═════ Exercise input ═════
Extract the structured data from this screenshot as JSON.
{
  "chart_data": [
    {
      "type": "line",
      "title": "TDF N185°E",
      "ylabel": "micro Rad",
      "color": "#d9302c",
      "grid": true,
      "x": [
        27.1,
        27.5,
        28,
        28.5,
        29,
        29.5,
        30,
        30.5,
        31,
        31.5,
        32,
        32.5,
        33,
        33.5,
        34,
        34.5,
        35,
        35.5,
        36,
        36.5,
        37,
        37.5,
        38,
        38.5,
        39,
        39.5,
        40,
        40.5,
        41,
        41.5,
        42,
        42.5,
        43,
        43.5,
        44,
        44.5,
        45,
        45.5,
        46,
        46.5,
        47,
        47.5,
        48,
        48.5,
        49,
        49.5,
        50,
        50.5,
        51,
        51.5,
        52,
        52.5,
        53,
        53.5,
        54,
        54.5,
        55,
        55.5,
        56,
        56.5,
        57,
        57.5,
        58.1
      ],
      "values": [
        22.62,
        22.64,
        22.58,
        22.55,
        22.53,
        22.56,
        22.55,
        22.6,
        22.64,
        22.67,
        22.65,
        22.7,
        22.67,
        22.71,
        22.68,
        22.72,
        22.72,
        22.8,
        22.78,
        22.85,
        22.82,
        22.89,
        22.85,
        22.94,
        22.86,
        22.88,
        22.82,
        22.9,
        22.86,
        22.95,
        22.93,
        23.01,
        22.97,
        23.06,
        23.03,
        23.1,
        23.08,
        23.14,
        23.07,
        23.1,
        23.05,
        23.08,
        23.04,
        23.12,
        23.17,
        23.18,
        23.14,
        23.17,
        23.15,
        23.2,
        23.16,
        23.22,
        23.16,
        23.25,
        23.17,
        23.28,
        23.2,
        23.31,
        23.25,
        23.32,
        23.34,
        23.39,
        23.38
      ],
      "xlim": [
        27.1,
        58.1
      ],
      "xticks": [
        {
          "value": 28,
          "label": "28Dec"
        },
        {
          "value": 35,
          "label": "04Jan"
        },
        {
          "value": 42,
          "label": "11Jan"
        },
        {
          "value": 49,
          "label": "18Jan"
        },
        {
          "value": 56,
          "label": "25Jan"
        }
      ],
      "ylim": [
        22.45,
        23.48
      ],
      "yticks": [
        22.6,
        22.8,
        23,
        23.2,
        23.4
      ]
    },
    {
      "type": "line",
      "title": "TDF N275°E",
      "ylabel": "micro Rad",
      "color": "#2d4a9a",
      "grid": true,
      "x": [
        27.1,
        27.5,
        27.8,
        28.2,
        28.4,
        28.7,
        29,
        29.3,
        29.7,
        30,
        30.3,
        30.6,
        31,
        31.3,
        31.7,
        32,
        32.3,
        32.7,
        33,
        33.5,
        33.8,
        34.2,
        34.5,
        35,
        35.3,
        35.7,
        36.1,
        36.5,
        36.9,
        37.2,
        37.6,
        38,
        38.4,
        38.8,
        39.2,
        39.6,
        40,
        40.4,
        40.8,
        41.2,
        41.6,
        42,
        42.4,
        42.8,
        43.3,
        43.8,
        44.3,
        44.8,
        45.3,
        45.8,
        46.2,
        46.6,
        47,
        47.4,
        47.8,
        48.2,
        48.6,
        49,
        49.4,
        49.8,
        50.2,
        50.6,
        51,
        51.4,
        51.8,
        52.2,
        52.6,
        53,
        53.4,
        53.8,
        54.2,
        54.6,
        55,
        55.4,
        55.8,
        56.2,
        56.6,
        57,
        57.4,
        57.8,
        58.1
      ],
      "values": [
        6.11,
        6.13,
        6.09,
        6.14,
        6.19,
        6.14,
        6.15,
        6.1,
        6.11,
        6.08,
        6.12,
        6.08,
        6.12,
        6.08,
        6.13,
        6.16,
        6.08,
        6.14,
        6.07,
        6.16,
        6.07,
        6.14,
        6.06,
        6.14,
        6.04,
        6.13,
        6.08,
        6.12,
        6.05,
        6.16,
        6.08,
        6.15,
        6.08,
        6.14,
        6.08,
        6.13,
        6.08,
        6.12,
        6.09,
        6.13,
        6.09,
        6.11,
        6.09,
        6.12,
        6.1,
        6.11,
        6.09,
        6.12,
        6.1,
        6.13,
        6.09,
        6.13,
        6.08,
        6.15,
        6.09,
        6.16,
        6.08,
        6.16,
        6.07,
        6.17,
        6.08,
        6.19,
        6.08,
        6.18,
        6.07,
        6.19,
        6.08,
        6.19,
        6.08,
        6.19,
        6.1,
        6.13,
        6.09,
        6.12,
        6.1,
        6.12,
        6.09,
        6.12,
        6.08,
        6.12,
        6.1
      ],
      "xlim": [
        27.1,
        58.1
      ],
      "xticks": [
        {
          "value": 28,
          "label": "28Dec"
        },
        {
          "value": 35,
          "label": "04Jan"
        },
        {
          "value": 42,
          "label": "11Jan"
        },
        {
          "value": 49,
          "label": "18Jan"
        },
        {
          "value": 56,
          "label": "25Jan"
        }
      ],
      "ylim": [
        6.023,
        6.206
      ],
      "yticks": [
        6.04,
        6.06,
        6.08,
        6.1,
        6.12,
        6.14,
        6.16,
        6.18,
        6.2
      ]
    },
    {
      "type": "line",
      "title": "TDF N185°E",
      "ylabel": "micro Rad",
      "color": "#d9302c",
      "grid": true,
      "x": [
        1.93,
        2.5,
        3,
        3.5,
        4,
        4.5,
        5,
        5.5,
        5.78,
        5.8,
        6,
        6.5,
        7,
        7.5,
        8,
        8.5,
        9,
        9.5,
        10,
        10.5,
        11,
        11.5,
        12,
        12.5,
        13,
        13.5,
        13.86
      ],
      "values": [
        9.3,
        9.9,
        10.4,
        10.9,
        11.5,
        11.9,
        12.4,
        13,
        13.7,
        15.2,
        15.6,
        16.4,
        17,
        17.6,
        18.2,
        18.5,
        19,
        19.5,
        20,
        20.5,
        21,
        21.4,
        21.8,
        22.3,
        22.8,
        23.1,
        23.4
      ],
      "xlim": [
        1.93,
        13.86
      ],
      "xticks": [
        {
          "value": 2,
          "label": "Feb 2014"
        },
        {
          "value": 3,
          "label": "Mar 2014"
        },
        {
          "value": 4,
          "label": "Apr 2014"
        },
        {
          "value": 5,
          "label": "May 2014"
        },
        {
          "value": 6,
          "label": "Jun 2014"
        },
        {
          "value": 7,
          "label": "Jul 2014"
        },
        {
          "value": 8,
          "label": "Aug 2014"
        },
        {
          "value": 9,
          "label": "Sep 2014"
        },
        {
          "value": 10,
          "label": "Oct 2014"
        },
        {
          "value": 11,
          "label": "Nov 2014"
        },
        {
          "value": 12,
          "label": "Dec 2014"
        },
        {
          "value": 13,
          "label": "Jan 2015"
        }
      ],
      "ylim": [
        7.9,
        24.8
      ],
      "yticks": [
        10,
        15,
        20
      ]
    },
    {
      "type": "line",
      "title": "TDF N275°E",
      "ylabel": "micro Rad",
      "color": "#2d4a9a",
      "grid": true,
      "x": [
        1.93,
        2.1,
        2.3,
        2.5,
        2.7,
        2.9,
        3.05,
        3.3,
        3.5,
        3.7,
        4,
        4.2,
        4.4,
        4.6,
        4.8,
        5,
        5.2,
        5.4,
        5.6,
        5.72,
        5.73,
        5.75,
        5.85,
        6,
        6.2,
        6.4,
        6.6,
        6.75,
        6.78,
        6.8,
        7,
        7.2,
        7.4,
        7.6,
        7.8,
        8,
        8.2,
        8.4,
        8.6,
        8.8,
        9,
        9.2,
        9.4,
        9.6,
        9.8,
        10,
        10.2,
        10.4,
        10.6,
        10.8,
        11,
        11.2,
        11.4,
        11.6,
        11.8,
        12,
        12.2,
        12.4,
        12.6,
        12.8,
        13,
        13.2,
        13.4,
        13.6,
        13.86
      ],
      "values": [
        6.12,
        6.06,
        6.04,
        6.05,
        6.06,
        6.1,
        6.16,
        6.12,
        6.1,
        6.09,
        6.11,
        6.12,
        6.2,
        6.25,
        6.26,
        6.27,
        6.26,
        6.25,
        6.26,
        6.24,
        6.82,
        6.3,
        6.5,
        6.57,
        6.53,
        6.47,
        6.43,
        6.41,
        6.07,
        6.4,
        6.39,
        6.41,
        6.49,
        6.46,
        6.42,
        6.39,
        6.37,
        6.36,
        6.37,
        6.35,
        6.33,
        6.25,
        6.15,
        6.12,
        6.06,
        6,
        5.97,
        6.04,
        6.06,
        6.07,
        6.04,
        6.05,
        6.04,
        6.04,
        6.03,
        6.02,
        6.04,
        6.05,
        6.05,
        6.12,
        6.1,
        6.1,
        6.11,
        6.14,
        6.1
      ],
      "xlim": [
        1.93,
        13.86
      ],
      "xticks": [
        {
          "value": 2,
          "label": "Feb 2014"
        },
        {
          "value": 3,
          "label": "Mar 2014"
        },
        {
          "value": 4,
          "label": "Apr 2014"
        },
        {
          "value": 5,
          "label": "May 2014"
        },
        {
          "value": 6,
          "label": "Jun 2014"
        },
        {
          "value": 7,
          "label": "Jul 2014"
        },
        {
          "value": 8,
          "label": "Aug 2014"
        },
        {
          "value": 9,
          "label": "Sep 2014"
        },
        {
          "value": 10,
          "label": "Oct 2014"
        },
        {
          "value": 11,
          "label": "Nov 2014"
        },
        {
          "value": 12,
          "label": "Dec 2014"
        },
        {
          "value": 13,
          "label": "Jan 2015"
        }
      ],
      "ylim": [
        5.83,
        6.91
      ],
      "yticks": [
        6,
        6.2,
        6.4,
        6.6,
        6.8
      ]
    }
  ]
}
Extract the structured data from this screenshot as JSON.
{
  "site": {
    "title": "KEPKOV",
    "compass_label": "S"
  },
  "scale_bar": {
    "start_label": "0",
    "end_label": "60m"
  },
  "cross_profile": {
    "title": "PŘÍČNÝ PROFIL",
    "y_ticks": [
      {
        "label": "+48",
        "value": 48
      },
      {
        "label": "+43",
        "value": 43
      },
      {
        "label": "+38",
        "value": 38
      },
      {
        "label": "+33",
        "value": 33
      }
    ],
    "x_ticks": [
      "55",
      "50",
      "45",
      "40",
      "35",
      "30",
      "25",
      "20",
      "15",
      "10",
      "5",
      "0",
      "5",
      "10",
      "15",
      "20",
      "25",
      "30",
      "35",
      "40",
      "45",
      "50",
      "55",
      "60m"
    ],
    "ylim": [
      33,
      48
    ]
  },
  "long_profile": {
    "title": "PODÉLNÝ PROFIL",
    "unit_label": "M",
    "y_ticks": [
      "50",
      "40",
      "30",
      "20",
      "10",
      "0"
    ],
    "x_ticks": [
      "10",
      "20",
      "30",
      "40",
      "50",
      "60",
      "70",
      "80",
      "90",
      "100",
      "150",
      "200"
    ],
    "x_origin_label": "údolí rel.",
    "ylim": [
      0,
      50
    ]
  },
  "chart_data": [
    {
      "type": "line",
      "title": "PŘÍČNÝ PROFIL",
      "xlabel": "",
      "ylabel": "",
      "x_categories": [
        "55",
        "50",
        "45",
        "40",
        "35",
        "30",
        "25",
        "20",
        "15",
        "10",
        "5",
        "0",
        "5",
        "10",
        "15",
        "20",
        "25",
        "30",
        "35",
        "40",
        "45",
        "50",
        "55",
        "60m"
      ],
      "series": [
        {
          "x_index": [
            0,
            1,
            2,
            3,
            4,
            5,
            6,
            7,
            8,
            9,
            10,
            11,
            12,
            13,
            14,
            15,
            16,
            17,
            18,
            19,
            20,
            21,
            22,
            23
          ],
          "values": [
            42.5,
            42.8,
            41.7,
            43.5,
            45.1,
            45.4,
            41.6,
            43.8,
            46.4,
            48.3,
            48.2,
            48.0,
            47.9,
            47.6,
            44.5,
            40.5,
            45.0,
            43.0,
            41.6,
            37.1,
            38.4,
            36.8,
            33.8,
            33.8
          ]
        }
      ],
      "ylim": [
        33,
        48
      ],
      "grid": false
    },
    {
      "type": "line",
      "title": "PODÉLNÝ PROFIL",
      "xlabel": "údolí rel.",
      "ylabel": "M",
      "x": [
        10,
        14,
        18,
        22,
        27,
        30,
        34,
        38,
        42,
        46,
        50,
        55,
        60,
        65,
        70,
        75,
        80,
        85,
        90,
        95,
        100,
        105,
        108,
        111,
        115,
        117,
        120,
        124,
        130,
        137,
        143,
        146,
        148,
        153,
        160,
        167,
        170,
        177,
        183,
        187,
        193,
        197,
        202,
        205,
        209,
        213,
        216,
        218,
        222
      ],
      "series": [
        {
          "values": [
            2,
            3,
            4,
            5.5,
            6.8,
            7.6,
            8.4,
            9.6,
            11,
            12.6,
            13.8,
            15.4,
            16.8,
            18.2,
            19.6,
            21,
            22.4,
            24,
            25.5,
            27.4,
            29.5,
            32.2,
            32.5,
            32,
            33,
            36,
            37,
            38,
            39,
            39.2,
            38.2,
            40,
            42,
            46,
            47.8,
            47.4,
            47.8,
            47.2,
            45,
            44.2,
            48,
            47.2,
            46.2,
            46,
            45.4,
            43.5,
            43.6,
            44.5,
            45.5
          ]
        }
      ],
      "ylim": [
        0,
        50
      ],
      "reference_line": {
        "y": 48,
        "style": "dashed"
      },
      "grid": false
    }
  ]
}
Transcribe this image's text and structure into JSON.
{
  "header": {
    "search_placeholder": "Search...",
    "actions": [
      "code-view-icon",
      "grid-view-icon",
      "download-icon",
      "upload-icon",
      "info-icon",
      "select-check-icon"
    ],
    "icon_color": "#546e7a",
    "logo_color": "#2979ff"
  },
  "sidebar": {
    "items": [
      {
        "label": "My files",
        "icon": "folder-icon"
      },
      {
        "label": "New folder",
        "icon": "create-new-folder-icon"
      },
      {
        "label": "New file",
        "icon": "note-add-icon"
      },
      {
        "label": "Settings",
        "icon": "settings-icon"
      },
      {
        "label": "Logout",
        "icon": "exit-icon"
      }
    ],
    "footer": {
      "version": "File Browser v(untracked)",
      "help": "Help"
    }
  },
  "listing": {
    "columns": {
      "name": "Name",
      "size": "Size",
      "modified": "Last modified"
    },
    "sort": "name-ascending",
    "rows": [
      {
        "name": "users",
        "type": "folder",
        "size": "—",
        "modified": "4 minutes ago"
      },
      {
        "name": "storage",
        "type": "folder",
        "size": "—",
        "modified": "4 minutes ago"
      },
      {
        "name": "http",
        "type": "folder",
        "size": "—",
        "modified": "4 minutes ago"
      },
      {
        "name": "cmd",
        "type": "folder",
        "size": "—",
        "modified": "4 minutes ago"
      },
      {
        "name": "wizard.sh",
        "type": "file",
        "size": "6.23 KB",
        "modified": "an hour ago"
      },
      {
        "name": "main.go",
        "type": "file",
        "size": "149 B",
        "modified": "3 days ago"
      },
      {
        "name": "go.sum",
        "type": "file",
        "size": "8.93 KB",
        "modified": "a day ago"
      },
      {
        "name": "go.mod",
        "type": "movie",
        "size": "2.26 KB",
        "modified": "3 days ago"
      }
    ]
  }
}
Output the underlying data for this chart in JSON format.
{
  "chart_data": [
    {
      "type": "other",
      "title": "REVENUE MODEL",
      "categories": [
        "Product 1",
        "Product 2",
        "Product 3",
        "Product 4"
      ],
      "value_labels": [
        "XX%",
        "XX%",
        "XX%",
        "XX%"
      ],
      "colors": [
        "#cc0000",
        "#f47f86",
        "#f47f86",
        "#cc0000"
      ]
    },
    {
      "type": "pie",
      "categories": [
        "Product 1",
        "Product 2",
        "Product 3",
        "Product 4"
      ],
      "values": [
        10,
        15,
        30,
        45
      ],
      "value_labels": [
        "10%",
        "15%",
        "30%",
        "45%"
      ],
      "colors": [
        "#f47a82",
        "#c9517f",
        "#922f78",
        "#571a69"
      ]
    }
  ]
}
═════
* Problem to solve: Copy out every line holding the string "údolí".

* Exercise response:
    "x_origin_label": "údolí rel.",
      "xlabel": "údolí rel.",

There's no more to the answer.